* Exercise description *
Check each line for the word "entidad" and report how many have it. Give nothing else.

* Dataset rows *

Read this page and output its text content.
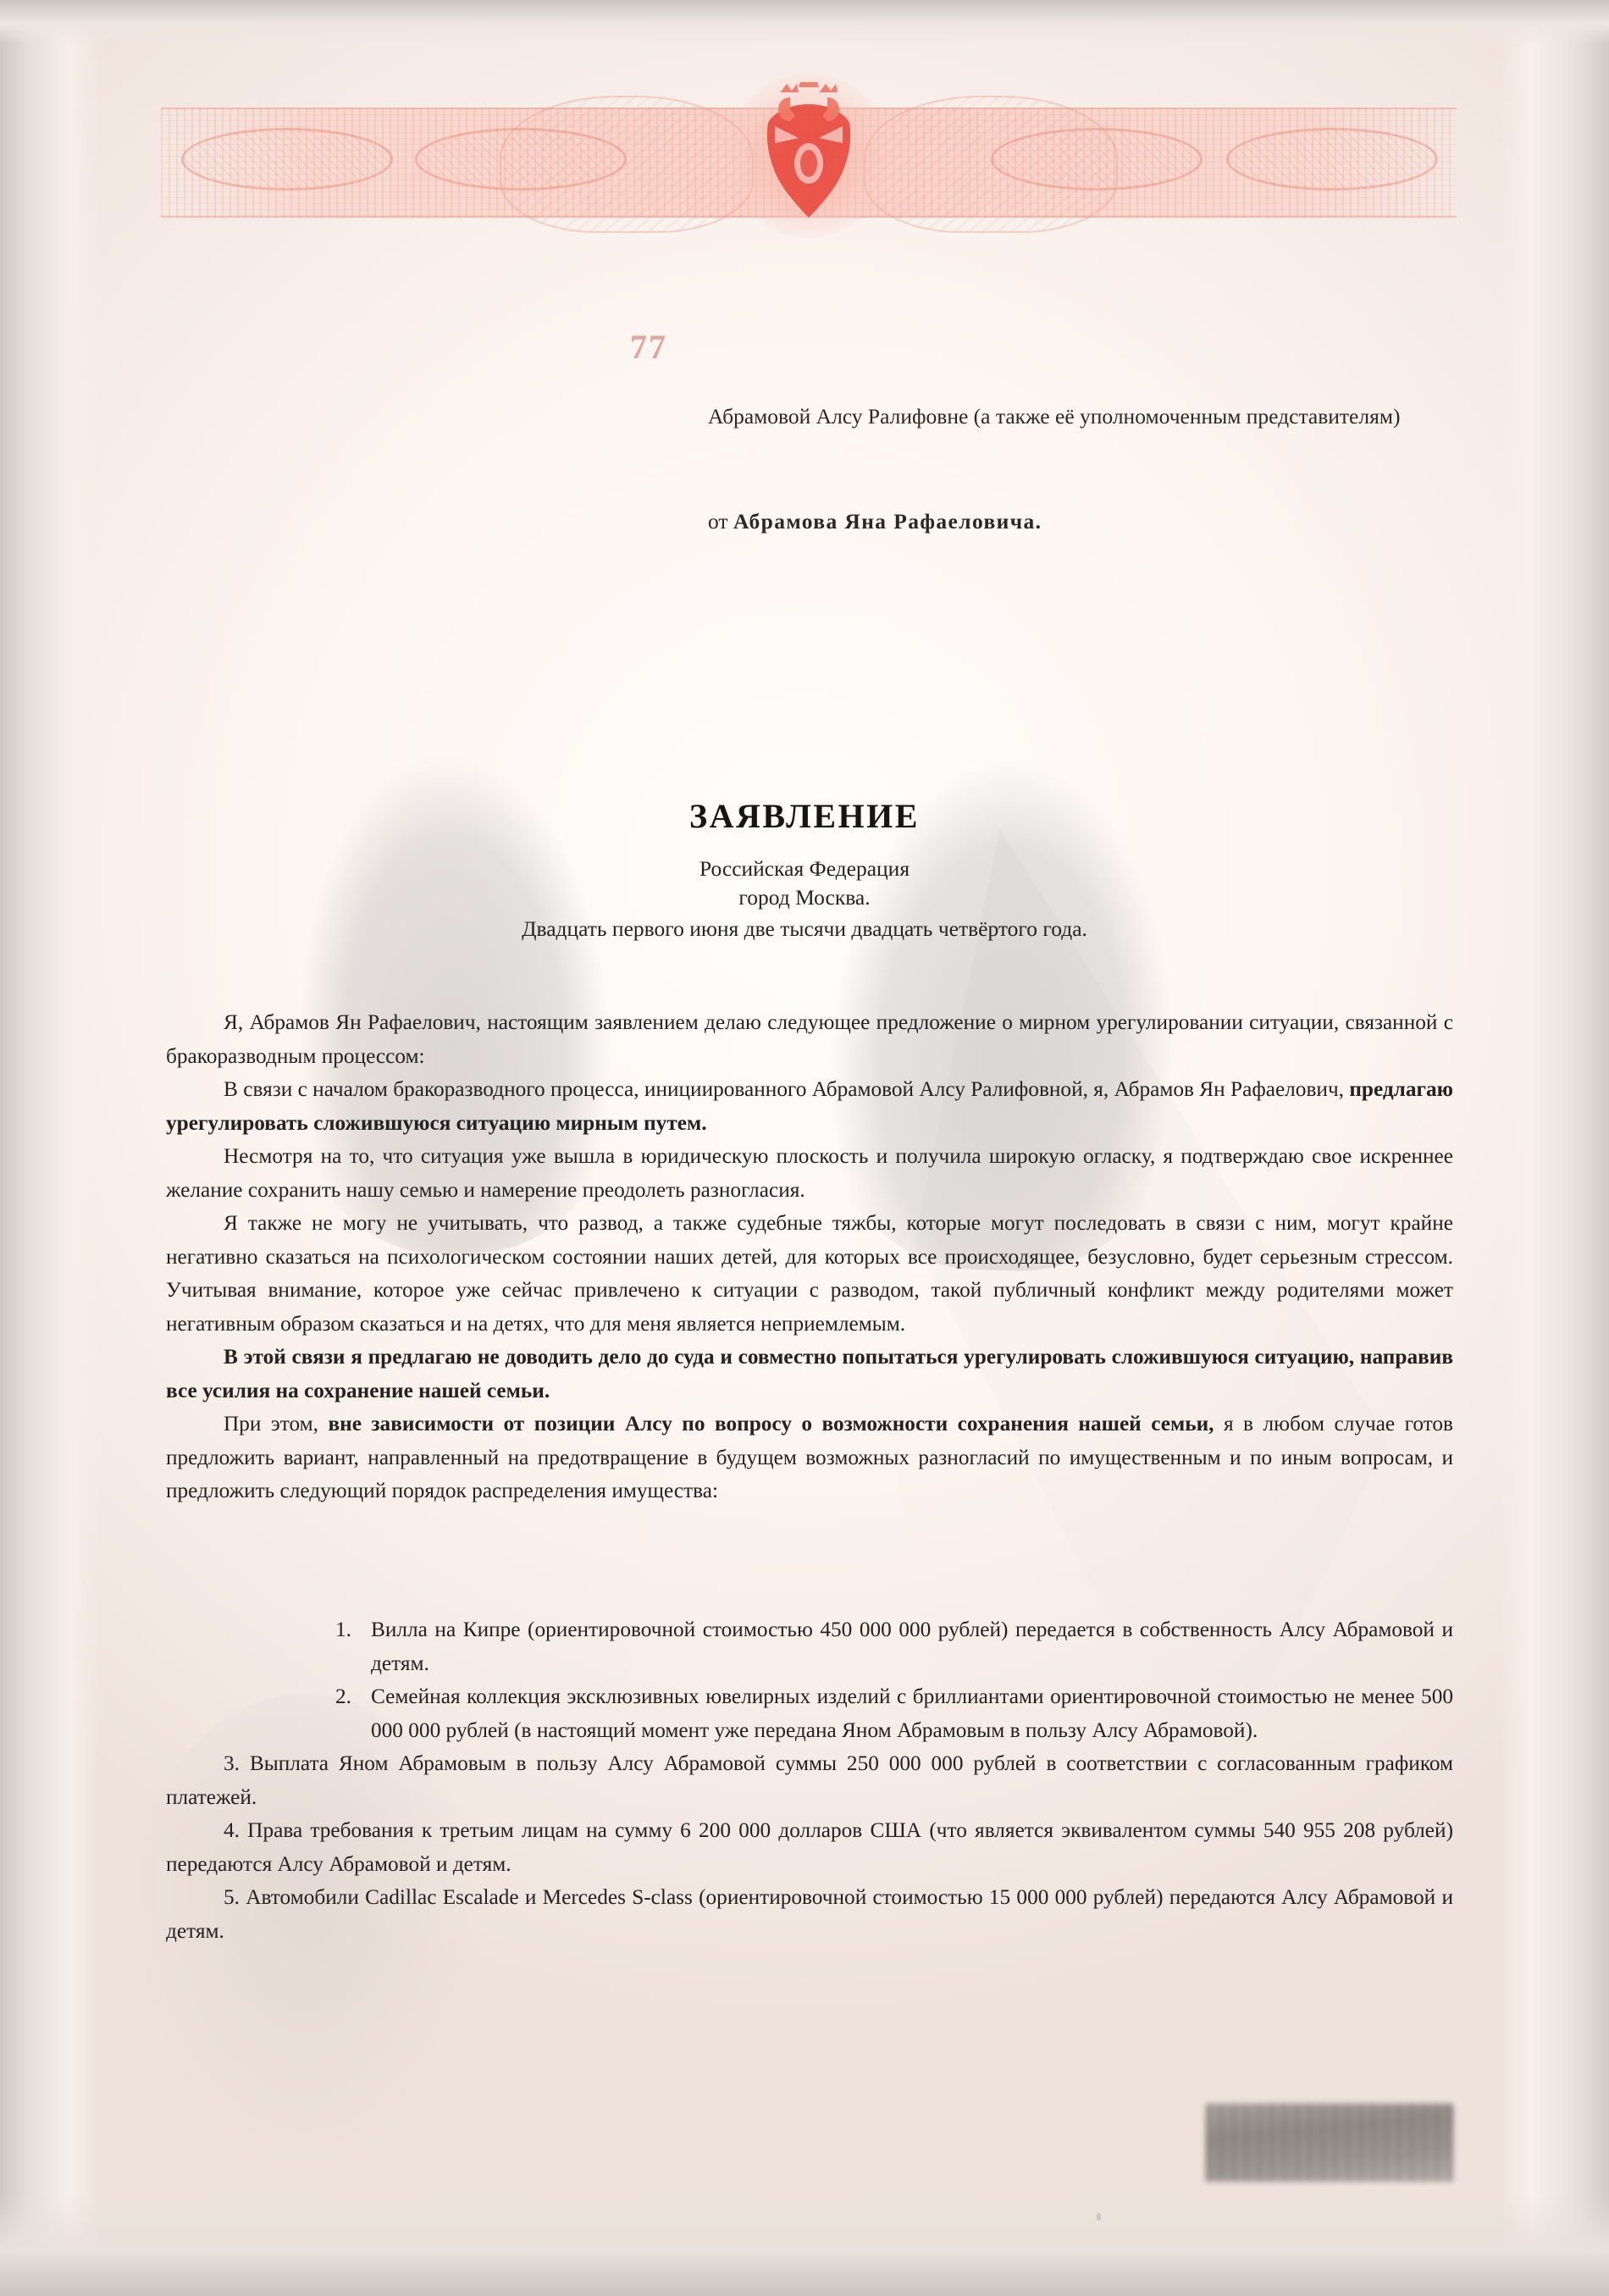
77
Абрамовой Алсу Ралифовне (а также её уполномоченным представителям)
от Абрамова Яна Рафаеловича.
ЗАЯВЛЕНИЕ
Российская Федерация
город Москва.
Двадцать первого июня две тысячи двадцать четвёртого года.

Я, Абрамов Ян Рафаелович, настоящим заявлением делаю следующее предложение о мирном урегулировании ситуации, связанной с бракоразводным процессом:

В связи с началом бракоразводного процесса, инициированного Абрамовой Алсу Ралифовной, я, Абрамов Ян Рафаелович, предлагаю урегулировать сложившуюся ситуацию мирным путем.

Несмотря на то, что ситуация уже вышла в юридическую плоскость и получила широкую огласку, я подтверждаю свое искреннее желание сохранить нашу семью и намерение преодолеть разногласия.

Я также не могу не учитывать, что развод, а также судебные тяжбы, которые могут последовать в связи с ним, могут крайне негативно сказаться на психологическом состоянии наших детей, для которых все происходящее, безусловно, будет серьезным стрессом. Учитывая внимание, которое уже сейчас привлечено к ситуации с разводом, такой публичный конфликт между родителями может негативным образом сказаться и на детях, что для меня является неприемлемым.

В этой связи я предлагаю не доводить дело до суда и совместно попытаться урегулировать сложившуюся ситуацию, направив все усилия на сохранение нашей семьи.

При этом, вне зависимости от позиции Алсу по вопросу о возможности сохранения нашей семьи, я в любом случае готов предложить вариант, направленный на предотвращение в будущем возможных разногласий по имущественным и по иным вопросам, и предложить следующий порядок распределения имущества:

1. Вилла на Кипре (ориентировочной стоимостью 450 000 000 рублей) передается в собственность Алсу Абрамовой и детям.
2. Семейная коллекция эксклюзивных ювелирных изделий с бриллиантами ориентировочной стоимостью не менее 500 000 000 рублей (в настоящий момент уже передана Яном Абрамовым в пользу Алсу Абрамовой).
3. Выплата Яном Абрамовым в пользу Алсу Абрамовой суммы 250 000 000 рублей в соответствии с согласованным графиком платежей.
4. Права требования к третьим лицам на сумму 6 200 000 долларов США (что является эквивалентом суммы 540 955 208 рублей) передаются Алсу Абрамовой и детям.
5. Автомобили Cadillac Escalade и Mercedes S-class (ориентировочной стоимостью 15 000 000 рублей) передаются Алсу Абрамовой и детям.
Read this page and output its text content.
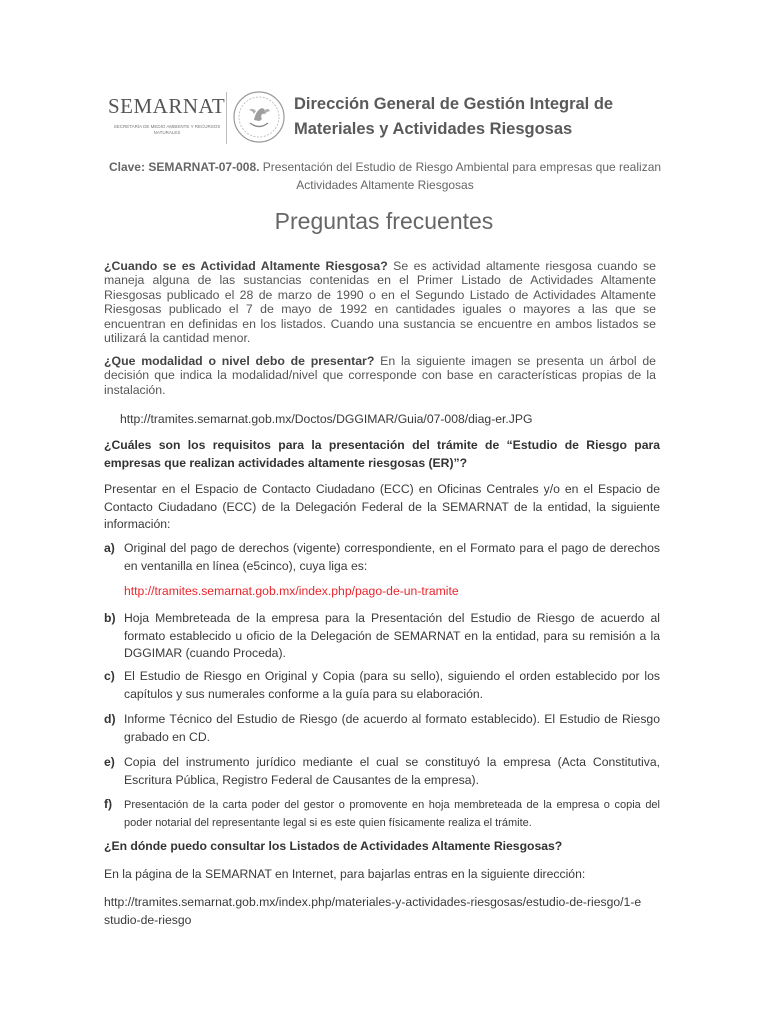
SEMARNAT
SECRETARÍA DE MEDIO AMBIENTE Y RECURSOS NATURALES
Dirección General de Gestión Integral de Materiales y Actividades Riesgosas
Clave: SEMARNAT-07-008. Presentación del Estudio de Riesgo Ambiental para empresas que realizan Actividades Altamente Riesgosas
Preguntas frecuentes
¿Cuando se es Actividad Altamente Riesgosa? Se es actividad altamente riesgosa cuando se maneja alguna de las sustancias contenidas en el Primer Listado de Actividades Altamente Riesgosas publicado el 28 de marzo de 1990 o en el Segundo Listado de Actividades Altamente Riesgosas publicado el 7 de mayo de 1992 en cantidades iguales o mayores a las que se encuentran en definidas en los listados. Cuando una sustancia se encuentre en ambos listados se utilizará la cantidad menor.
¿Que modalidad o nivel debo de presentar? En la siguiente imagen se presenta un árbol de decisión que indica la modalidad/nivel que corresponde con base en características propias de la instalación.
http://tramites.semarnat.gob.mx/Doctos/DGGIMAR/Guia/07-008/diag-er.JPG
¿Cuáles son los requisitos para la presentación del trámite de “Estudio de Riesgo para empresas que realizan actividades altamente riesgosas (ER)”?
Presentar en el Espacio de Contacto Ciudadano (ECC) en Oficinas Centrales y/o en el Espacio de Contacto Ciudadano (ECC) de la Delegación Federal de la SEMARNAT de la entidad, la siguiente información:
a) Original del pago de derechos (vigente) correspondiente, en el Formato para el pago de derechos en ventanilla en línea (e5cinco), cuya liga es:
http://tramites.semarnat.gob.mx/index.php/pago-de-un-tramite
b) Hoja Membreteada de la empresa para la Presentación del Estudio de Riesgo de acuerdo al formato establecido u oficio de la Delegación de SEMARNAT en la entidad, para su remisión a la DGGIMAR (cuando Proceda).
c) El Estudio de Riesgo en Original y Copia (para su sello), siguiendo el orden establecido por los capítulos y sus numerales conforme a la guía para su elaboración.
d) Informe Técnico del Estudio de Riesgo (de acuerdo al formato establecido). El Estudio de Riesgo grabado en CD.
e) Copia del instrumento jurídico mediante el cual se constituyó la empresa (Acta Constitutiva, Escritura Pública, Registro Federal de Causantes de la empresa).
f) Presentación de la carta poder del gestor o promovente en hoja membreteada de la empresa o copia del poder notarial del representante legal si es este quien físicamente realiza el trámite.
¿En dónde puedo consultar los Listados de Actividades Altamente Riesgosas?
En la página de la SEMARNAT en Internet, para bajarlas entras en la siguiente dirección:
http://tramites.semarnat.gob.mx/index.php/materiales-y-actividades-riesgosas/estudio-de-riesgo/1-estudio-de-riesgo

* Solution for this problem *
2